THE REQUEST:
Copy the records word for word from their first line through the line containing "The left edge 15 is at (153, 88).", including that line. Leave the pictures out.

Records from a data collection:
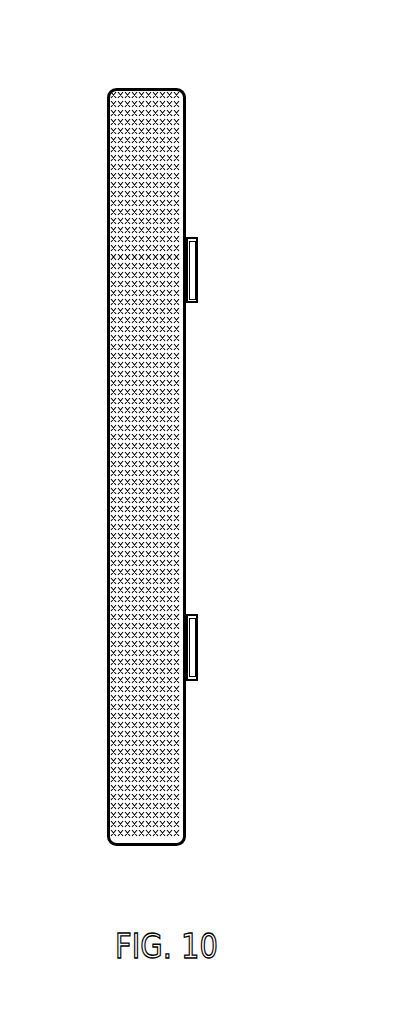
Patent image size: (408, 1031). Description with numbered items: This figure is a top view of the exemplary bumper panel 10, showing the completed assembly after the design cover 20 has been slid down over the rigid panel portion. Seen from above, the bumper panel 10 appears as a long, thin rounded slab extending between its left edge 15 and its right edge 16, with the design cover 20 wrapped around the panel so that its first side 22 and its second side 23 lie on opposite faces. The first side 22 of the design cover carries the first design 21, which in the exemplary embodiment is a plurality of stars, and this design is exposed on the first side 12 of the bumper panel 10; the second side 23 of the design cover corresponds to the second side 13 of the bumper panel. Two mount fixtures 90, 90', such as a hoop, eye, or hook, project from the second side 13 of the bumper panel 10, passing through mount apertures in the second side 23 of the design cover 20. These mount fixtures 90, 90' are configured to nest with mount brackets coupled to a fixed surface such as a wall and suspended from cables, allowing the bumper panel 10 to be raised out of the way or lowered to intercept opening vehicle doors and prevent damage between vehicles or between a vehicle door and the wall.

The bumper panel 10 is at (155, 466).
The first side of the bumper panel 12 is at (107, 633).
The second side of the bumper panel 13 is at (185, 402).
The left edge 15 is at (153, 88).
The right edge 16 is at (160, 846).
The design cover 20 is at (120, 404).
The first design 21 is at (107, 497).
The first side of the design cover 22 is at (107, 537).
The second side of the design cover 23 is at (185, 530).
The mount fixture 90 is at (238, 266).
The mount fixture 90' is at (244, 647).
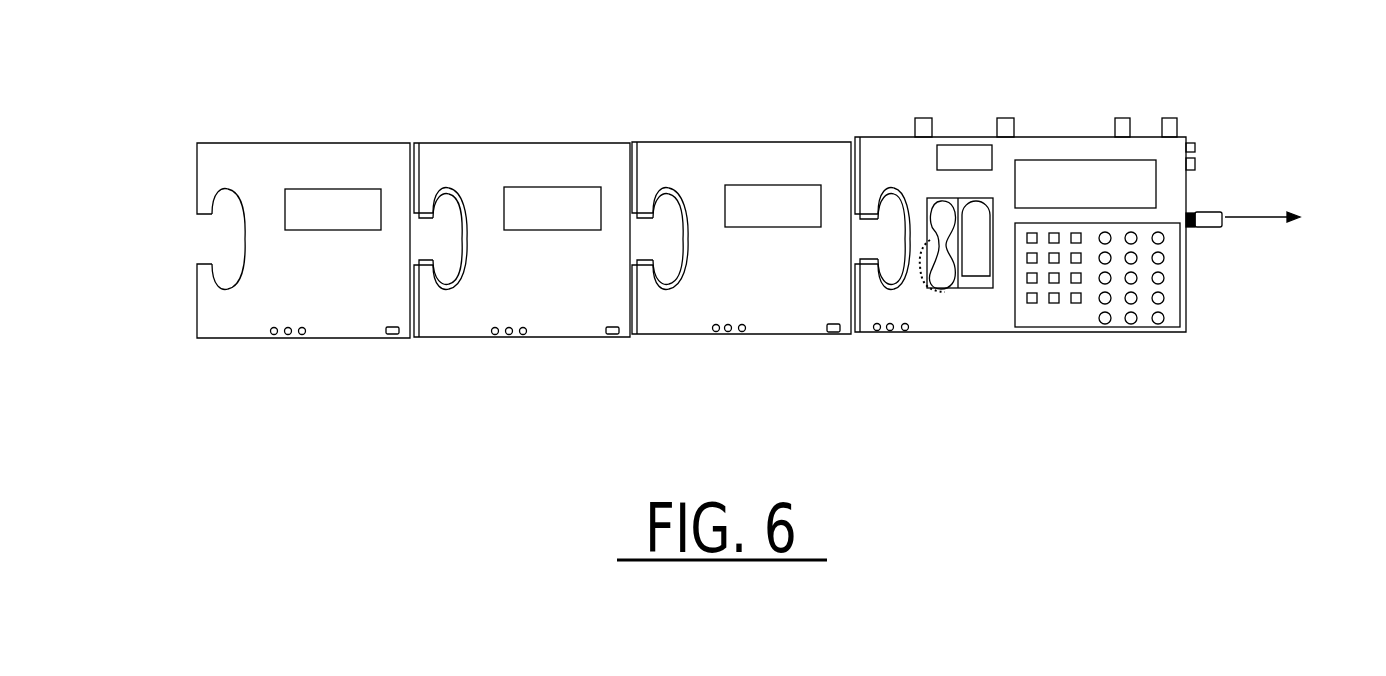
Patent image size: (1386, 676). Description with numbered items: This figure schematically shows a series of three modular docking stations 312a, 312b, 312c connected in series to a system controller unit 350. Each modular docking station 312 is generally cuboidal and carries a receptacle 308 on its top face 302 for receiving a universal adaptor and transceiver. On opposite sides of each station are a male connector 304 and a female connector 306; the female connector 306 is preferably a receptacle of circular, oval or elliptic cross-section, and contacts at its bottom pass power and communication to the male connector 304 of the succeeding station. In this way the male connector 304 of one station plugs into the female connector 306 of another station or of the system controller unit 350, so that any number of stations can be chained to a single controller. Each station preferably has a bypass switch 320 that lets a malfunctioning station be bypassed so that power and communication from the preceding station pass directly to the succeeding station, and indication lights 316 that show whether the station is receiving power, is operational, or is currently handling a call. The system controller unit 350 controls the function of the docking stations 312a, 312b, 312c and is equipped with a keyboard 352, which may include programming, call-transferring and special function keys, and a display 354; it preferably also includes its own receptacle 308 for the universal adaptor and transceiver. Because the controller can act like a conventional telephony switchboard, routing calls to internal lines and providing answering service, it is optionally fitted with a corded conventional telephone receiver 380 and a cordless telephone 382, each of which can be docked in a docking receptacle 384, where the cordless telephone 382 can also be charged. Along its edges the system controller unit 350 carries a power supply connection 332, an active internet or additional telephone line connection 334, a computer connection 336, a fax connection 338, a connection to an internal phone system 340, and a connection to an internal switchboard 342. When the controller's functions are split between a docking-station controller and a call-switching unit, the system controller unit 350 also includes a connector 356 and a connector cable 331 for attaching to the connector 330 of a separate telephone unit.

The top face 302 is at (235, 322).
The male connector 304 is at (443, 237).
The female connector 306 is at (225, 238).
The receptacle 308 is at (333, 215).
The modular docking station 312 is at (710, 102).
The modular docking station 312a is at (726, 135).
The modular docking station 312b is at (528, 135).
The modular docking station 312c is at (324, 135).
The indication lights 316 is at (716, 332).
The bypass switch 320 is at (833, 333).
The connector 330 is at (1287, 217).
The connector cable 331 is at (1208, 227).
The power supply connection 332 is at (923, 118).
The active internet or additional telephone line connection 334 is at (1006, 118).
The computer connection 336 is at (1125, 117).
The fax connection 338 is at (1170, 116).
The connection to an internal phone system 340 is at (1196, 146).
The connection to an internal switchboard 342 is at (1196, 164).
The system controller unit 350 is at (1027, 146).
The keyboard 352 is at (1090, 322).
The display 354 is at (1137, 191).
The connector 356 is at (1188, 228).
The conventional telephone receiver 380 is at (948, 273).
The cordless telephone 382 is at (980, 258).
The docking receptacle 384 is at (973, 283).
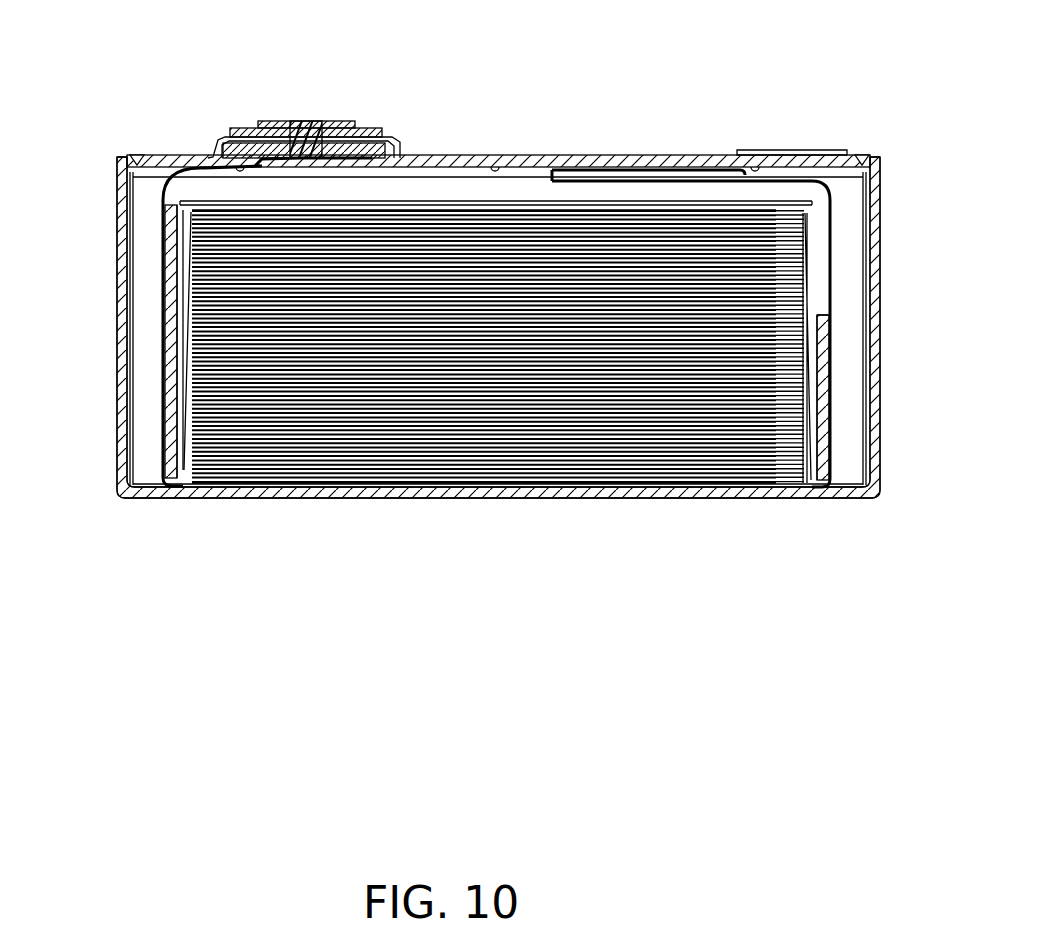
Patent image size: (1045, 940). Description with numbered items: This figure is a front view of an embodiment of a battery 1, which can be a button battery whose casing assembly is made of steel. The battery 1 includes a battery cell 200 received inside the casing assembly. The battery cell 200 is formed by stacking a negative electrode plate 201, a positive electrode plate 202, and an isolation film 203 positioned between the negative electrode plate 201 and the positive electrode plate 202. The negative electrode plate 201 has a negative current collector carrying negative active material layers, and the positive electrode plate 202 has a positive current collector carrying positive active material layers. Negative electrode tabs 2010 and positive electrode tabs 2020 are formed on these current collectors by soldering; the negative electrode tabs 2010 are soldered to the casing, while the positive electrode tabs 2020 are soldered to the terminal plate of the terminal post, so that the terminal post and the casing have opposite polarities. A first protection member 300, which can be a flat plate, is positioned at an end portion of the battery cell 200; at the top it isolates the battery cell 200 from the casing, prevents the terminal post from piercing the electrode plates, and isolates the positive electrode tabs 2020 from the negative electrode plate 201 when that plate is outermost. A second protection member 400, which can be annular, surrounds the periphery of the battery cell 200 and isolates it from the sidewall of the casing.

The battery 1 is at (524, 38).
The battery cell 200 is at (527, 460).
The negative electrode plate 201 is at (808, 214).
The positive electrode plate 202 is at (795, 270).
The isolation film 203 is at (800, 237).
The first protection member 300 is at (472, 207).
The second protection member 400 is at (132, 447).
The negative electrode tabs 2010 is at (828, 410).
The positive electrode tabs 2020 is at (160, 390).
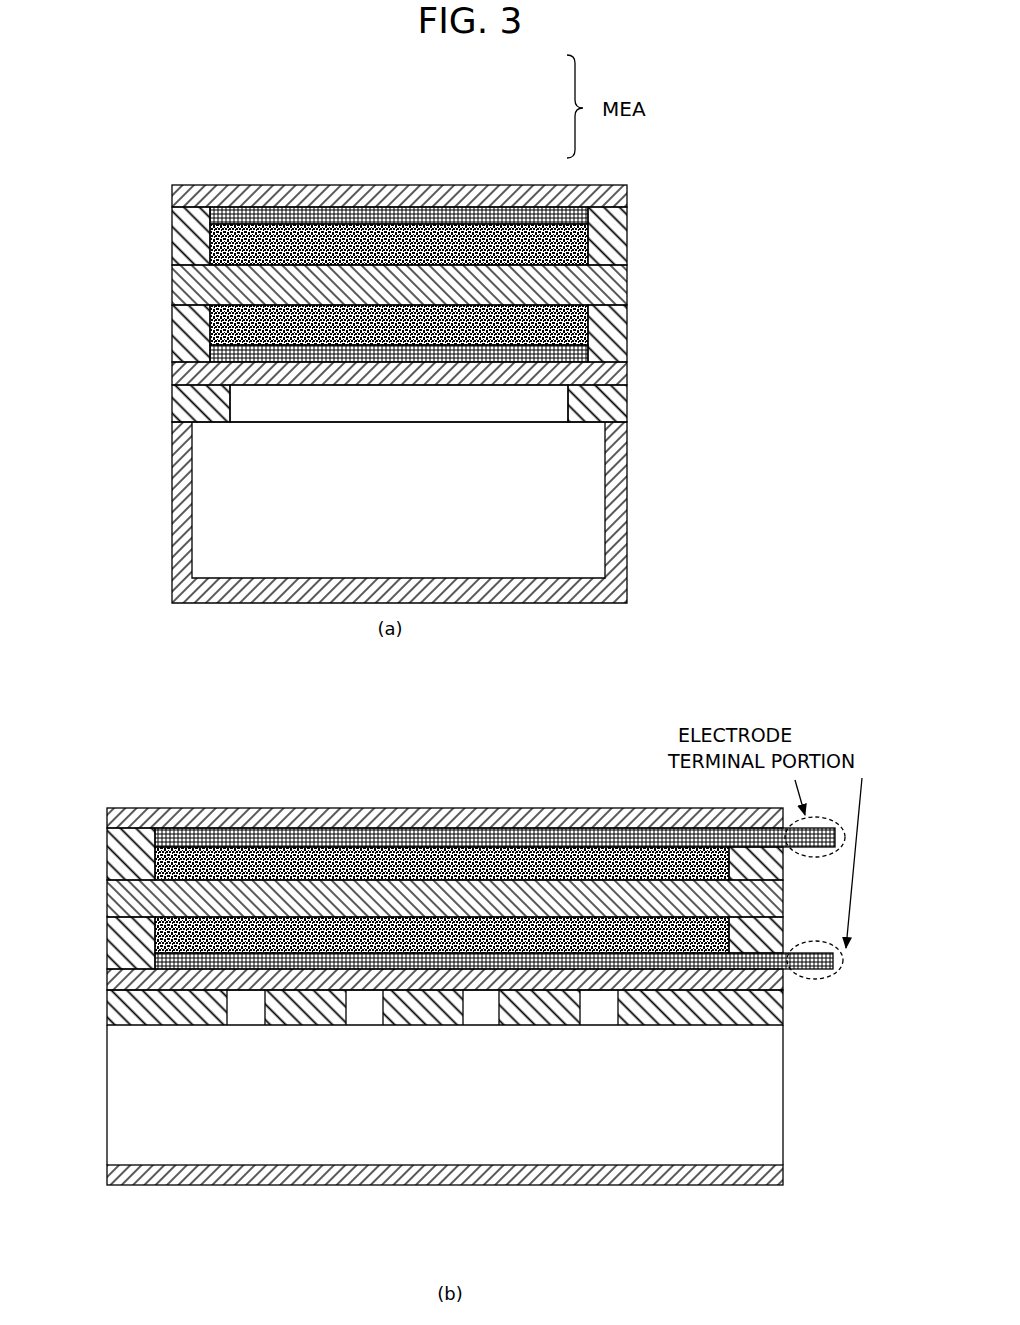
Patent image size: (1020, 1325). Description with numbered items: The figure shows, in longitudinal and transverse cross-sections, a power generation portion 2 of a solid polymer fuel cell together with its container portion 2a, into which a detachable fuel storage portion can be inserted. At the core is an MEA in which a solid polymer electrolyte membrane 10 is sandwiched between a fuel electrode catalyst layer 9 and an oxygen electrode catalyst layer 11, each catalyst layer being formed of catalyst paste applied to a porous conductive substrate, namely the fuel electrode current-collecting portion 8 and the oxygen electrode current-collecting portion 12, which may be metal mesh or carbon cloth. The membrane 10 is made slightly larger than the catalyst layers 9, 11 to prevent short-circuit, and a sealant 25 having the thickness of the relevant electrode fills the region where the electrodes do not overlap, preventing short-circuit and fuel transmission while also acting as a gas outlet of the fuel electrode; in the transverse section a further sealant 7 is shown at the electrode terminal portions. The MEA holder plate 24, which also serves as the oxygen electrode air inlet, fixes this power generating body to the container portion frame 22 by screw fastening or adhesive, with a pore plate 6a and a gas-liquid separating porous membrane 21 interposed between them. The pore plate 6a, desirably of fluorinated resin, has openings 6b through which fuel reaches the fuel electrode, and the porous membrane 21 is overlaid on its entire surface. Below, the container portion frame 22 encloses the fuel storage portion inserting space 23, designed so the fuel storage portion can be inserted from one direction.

EXERCISE RESPONSE:
Patent image size: (408, 1031). Description with numbered items: This figure is a top view of the exemplary bumper panel 10, showing the completed assembly after the design cover 20 has been slid down over the rigid panel portion. Seen from above, the bumper panel 10 appears as a long, thin rounded slab extending between its left edge 15 and its right edge 16, with the design cover 20 wrapped around the panel so that its first side 22 and its second side 23 lie on opposite faces. The first side 22 of the design cover carries the first design 21, which in the exemplary embodiment is a plurality of stars, and this design is exposed on the first side 12 of the bumper panel 10; the second side 23 of the design cover corresponds to the second side 13 of the bumper panel. Two mount fixtures 90, 90', such as a hoop, eye, or hook, project from the second side 13 of the bumper panel 10, passing through mount apertures in the second side 23 of the design cover 20. These mount fixtures 90, 90' are configured to nest with mount brackets coupled to a fixed surface such as a wall and suspended from cables, allowing the bumper panel 10 to be raised out of the way or lowered to intercept opening vehicle doors and prevent damage between vehicles or between a vehicle door and the wall.

The bumper panel 10 is at (155, 466).
The first side of the bumper panel 12 is at (107, 633).
The second side of the bumper panel 13 is at (185, 402).
The left edge 15 is at (153, 88).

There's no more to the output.